[SELECTED PASSAGE — start]

The house was completed in 1913. The estate owner and engineer Vladimir Khrennikov hired a young architect Pyotr Fetisov to develop the project. Another architect, Lyudomir-Flavian Khoynovsky, also participated. The idea to build a house in a traditional Ukrainian style belonged to a historian Dmytro Yavornytsky, who lived in Yekaterinoslav and knew Khrennikov.

Vladimir Khrennikov was the son of merchant Nikolay Khrennikov and Lyubov Belyavskaya, a daughter of merchant Prokofy Belyavsky, who on two occasions was elected the mayor of Yekaterinoslav. Khrennikov inherited the estate from his mother. He graduated from Imperial Petersburg Institute of Technology and travelled around Europe before returning to Yekaterinoslav at around 1905. The estate where the house is not standing was occupied by trading arcades built before 1870 by Belyavsky. Khrennikov, who was a sympathisant of Ukrainian national movement, decided to demolish the trading arcades and to build a revenue house in the Ukrainian Art Nouveau style. The construction lasted between 1910 and 1913; in parallel, one of the renters of the old building refused to move out and had to be sued. The new rental agreements started from 1 January 1914. In 1914, a cinema was opened in the building, and the lower floors were occupied by shops and warehouses. The upper floors were in 1915 rented to the Emperor Nicholas II First Commercial School, which had its own building used for a military hospital. The room was insufficient for the school, which had to cut a number of incoming students.

[SELECTED PASSAGE — finish]
[GIVEN RECORDS — start]

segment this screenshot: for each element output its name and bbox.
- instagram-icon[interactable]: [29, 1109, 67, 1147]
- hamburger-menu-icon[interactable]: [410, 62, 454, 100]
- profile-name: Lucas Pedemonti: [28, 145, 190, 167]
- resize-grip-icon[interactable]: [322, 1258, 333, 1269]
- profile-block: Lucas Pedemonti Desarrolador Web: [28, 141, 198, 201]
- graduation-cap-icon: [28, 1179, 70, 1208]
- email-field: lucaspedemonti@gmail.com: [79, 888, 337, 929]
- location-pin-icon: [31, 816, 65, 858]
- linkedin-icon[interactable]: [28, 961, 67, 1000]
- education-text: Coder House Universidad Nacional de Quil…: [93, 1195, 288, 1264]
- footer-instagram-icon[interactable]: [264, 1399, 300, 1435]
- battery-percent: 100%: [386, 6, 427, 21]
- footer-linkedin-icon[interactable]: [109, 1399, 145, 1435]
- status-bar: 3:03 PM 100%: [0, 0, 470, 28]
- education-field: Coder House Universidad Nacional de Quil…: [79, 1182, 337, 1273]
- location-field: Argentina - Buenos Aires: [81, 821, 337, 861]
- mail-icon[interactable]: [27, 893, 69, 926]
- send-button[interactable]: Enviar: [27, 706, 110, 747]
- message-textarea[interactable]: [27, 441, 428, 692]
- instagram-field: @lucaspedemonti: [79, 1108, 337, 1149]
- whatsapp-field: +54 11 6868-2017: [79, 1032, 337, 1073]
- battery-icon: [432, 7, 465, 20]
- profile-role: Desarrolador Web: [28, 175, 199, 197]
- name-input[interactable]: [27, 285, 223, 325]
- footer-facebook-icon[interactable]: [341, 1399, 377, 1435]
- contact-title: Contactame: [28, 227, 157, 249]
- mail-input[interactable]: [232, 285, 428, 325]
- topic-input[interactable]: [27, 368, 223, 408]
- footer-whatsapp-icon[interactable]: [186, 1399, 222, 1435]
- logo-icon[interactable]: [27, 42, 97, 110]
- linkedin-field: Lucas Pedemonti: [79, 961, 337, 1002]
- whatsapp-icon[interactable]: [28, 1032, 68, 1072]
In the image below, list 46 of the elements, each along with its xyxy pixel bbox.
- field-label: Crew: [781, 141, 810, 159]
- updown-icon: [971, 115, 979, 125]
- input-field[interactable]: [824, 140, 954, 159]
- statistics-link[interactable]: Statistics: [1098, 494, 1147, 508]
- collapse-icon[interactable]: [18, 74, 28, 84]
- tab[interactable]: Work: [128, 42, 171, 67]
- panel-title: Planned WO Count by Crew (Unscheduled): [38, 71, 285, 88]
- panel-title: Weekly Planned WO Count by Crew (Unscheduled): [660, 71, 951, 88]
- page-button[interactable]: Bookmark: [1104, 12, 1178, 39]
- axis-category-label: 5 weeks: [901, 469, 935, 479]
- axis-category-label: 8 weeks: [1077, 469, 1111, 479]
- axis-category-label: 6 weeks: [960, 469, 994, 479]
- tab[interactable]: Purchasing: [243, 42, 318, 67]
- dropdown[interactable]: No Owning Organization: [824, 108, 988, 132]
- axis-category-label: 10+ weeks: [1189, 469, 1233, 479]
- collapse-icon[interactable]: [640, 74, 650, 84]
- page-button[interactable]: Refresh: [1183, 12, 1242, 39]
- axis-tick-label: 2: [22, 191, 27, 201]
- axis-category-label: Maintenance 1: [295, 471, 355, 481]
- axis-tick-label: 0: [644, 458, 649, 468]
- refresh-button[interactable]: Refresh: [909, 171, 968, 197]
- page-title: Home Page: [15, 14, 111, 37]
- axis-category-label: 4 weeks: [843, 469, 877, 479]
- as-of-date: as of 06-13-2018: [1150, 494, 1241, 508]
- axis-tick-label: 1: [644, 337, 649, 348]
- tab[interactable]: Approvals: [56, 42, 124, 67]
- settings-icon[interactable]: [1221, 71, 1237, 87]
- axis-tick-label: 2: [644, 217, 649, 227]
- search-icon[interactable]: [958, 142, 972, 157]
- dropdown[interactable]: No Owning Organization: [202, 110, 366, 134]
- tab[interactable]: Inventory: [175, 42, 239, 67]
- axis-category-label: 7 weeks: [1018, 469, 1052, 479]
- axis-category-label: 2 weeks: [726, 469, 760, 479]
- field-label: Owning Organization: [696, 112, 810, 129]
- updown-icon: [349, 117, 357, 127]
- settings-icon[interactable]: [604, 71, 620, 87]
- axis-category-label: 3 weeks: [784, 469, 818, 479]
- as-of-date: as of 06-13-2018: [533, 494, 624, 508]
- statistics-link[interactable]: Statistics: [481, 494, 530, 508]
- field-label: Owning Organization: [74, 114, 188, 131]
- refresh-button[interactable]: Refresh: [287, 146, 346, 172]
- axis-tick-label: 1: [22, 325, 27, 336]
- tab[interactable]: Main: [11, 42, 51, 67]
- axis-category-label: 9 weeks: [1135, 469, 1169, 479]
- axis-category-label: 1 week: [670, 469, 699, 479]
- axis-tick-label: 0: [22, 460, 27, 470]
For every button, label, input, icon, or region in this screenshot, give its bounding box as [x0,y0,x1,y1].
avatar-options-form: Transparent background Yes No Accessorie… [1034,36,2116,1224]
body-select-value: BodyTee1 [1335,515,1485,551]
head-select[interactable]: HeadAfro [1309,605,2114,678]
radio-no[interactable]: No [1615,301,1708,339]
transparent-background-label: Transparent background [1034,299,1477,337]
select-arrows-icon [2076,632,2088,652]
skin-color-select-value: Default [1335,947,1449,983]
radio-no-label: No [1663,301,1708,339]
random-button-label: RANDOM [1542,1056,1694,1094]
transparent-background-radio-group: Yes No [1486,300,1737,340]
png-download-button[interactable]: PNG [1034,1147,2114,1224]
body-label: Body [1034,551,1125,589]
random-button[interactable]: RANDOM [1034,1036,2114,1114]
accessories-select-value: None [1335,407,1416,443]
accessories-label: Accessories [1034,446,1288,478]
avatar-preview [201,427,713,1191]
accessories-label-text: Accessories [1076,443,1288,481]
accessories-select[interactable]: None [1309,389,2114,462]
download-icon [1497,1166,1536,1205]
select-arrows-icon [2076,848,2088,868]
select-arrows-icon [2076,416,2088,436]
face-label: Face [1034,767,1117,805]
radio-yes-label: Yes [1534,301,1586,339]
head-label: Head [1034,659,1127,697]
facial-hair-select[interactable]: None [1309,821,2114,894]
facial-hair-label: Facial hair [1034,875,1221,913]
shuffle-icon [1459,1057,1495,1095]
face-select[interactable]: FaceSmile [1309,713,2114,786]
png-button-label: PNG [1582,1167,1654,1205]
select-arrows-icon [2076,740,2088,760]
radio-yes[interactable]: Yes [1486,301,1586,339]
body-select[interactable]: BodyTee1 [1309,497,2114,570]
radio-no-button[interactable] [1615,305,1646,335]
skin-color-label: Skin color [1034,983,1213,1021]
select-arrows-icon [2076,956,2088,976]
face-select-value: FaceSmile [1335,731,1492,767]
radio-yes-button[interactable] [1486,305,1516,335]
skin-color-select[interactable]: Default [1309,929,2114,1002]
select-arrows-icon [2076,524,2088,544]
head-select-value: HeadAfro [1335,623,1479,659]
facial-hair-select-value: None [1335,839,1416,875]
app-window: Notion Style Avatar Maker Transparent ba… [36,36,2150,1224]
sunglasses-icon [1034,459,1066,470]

[GIVEN RECORDS — finish]

ACTIVITY 1: In the passage on the Khrennikov house, who hired the architect Pyotr Fetisov to develop the project?
ACTIVITY 2: Does each statement agree with the passage on the Khrennikov house? (a) Khrennikov inherited the estate from his father. (b) A cinema opened in the building in 1914. (c) The idea of building the house in a traditional Ukrainian style came from Dmytro Yavornytsky.
ACTIVITY 3: Carry on the passage on the Khrennikov house, starting after its last sentence.
The listing has nothing to do with the passage on the Khrennikov house.

WRITTEN REPLY 1: The estate owner and engineer Vladimir Khrennikov.

WRITTEN REPLY 2:
(a) No: "Khrennikov inherited the estate from his mother."
(b) Yes: "In 1914, a cinema was opened in the building"
(c) Yes: "The idea to build a house in a traditional Ukrainian style belonged to a historian Dmytro Yavornytsky"

WRITTEN REPLY 3:
The building has a complicated shape with a central tower with a spire looking at the street crossing. The walls are white, except for two large paintings made of maiolica. There are many details, including arches and windows, which are clearly inspired by real or imaginary architecture of the Zaporizhian Sich.

In 1918, after the October Revolution Khrennikov left the city, abandoning all of his properties. He remained in Russia and died in Kislovodsk in 1936. After 1920, the building housed the Central District Committee of the Communist Party, a central statistical office, a club, and an art museum, as well as a number of state and commercial organizations. The house was considerably damaged during World War II. In the 1950s, it was restored, and the hotel was housed in the building.